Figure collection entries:
━━━━━━━━━━
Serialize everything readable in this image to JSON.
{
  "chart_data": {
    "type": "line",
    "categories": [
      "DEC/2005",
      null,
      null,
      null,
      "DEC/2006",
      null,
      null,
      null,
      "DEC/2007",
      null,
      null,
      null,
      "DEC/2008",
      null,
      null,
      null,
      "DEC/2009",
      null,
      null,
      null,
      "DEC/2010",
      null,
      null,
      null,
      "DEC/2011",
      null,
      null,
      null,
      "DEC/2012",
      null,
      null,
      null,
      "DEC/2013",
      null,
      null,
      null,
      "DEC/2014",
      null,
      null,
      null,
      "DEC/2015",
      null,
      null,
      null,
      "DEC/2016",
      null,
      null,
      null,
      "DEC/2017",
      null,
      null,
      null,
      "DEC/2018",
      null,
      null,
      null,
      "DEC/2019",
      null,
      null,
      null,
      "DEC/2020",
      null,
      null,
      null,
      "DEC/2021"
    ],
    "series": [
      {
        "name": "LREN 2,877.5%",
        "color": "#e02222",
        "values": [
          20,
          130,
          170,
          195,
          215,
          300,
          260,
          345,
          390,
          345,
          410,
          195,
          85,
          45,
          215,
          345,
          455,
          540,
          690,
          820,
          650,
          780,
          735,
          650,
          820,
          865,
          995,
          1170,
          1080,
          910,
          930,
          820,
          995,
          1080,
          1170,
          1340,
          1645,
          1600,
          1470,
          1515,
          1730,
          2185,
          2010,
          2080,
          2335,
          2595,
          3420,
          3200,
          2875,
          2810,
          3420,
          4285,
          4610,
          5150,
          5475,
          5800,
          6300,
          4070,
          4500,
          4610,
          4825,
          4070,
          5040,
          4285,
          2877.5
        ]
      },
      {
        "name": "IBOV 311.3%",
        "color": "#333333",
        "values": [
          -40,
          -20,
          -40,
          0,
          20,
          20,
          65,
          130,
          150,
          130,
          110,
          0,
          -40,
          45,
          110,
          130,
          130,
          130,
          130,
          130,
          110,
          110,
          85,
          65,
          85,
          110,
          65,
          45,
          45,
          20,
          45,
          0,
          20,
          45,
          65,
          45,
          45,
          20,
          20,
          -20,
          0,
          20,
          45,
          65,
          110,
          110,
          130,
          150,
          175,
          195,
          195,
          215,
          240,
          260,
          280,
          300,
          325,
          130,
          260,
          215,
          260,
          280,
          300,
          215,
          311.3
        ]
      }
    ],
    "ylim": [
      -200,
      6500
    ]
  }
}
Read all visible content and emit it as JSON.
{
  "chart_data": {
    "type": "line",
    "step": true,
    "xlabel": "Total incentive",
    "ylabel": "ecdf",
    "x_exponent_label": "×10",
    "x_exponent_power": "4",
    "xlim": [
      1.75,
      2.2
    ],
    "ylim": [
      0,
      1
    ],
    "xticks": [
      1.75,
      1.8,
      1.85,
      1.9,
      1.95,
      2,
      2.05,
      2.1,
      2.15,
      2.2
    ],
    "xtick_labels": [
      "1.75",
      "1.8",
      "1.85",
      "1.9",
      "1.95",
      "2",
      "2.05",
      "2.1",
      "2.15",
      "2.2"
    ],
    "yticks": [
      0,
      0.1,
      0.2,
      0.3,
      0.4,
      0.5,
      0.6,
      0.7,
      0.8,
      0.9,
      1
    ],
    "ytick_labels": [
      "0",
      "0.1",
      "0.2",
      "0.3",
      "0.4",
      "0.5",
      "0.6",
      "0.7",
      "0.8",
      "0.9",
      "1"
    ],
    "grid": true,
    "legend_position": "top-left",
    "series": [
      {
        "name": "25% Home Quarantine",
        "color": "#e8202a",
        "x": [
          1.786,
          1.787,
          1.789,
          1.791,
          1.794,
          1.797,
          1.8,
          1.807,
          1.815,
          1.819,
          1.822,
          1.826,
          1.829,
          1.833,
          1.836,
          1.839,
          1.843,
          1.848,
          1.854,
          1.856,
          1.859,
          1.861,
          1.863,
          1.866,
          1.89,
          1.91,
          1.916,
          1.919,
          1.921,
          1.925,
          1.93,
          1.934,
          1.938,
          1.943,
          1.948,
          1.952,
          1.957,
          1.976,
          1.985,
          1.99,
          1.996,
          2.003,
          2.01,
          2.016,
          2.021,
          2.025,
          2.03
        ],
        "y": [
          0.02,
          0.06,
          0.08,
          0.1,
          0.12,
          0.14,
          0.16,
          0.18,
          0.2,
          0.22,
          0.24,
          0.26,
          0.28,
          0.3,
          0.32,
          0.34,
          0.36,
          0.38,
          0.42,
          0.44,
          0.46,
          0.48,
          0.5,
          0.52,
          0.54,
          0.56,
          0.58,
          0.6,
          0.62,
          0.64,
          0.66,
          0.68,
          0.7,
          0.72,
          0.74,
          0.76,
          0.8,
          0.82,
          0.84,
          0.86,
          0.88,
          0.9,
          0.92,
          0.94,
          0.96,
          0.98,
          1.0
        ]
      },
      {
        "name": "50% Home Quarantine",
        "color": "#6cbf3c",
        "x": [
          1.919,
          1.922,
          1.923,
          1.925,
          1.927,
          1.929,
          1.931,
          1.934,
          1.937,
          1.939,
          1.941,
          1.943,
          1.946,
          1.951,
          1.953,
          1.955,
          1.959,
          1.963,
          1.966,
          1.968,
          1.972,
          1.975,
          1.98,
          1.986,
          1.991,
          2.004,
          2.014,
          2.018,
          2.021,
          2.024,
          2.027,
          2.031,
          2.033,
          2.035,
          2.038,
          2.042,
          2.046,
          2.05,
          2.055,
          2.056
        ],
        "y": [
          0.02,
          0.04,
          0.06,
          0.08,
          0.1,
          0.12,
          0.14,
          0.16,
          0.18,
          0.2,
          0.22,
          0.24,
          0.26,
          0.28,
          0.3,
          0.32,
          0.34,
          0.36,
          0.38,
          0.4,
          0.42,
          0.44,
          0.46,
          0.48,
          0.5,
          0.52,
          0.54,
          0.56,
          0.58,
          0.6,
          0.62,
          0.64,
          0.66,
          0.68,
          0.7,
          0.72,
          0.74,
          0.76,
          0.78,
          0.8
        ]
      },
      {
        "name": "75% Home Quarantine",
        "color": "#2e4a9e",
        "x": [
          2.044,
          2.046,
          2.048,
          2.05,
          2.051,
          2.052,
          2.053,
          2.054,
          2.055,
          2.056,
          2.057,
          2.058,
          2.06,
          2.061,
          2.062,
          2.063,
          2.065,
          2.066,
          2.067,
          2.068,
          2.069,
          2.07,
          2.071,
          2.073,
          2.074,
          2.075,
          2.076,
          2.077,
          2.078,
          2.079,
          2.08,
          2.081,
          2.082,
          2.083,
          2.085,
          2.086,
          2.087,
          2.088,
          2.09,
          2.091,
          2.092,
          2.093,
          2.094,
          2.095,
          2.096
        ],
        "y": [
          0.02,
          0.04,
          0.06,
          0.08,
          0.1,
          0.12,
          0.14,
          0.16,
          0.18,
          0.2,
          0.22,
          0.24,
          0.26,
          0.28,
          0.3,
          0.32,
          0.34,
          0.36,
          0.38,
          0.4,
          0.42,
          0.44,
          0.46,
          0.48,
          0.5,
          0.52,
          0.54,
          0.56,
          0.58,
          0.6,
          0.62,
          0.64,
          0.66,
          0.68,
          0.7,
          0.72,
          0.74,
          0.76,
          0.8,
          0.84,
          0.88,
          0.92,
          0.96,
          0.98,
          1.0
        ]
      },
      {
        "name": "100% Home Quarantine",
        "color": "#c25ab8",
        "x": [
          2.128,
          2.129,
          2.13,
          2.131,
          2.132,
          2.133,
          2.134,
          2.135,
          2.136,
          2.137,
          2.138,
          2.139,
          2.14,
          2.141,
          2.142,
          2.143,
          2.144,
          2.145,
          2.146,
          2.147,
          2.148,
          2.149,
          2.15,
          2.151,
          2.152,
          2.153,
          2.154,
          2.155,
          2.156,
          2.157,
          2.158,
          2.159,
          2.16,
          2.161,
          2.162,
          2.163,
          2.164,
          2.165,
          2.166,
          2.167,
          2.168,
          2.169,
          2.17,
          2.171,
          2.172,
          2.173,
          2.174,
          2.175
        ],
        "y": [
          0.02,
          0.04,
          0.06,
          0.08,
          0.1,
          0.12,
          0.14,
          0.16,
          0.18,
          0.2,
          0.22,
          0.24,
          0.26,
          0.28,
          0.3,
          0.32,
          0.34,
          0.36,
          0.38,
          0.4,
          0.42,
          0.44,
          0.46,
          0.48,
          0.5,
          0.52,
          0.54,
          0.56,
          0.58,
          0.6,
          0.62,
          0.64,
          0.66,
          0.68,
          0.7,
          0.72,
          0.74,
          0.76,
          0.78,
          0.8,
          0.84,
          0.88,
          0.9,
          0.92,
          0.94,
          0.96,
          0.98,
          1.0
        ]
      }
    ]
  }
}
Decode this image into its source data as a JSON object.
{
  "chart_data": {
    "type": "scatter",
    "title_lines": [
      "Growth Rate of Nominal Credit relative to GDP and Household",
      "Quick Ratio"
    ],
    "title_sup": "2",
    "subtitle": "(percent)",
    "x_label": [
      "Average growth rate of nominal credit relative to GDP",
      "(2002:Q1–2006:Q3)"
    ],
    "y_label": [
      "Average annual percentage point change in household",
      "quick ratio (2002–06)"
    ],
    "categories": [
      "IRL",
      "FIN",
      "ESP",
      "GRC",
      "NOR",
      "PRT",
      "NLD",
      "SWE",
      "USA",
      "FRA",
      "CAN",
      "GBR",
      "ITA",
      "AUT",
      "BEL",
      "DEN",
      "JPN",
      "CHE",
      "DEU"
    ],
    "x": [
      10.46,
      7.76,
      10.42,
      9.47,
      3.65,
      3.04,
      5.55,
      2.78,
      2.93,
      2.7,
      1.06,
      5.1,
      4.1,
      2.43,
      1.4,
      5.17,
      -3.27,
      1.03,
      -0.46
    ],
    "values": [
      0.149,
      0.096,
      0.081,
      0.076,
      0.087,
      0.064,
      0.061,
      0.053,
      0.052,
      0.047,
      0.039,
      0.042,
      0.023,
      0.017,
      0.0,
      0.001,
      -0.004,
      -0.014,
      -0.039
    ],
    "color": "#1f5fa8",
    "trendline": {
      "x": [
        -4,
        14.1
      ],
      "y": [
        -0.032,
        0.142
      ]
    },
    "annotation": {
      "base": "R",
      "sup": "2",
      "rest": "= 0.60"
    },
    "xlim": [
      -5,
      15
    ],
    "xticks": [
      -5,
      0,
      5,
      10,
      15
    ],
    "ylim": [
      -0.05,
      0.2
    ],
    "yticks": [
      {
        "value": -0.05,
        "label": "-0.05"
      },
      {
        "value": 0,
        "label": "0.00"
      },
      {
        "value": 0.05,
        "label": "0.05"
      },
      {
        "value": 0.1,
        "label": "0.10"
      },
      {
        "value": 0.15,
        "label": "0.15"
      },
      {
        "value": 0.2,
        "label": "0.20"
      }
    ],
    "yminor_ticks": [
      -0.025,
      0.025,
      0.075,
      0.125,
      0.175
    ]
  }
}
━━━━━━━━━━
**Goal**
Above are entries; state the number of lines among them that contain "relative", and nothing else.

**Expected answer**
2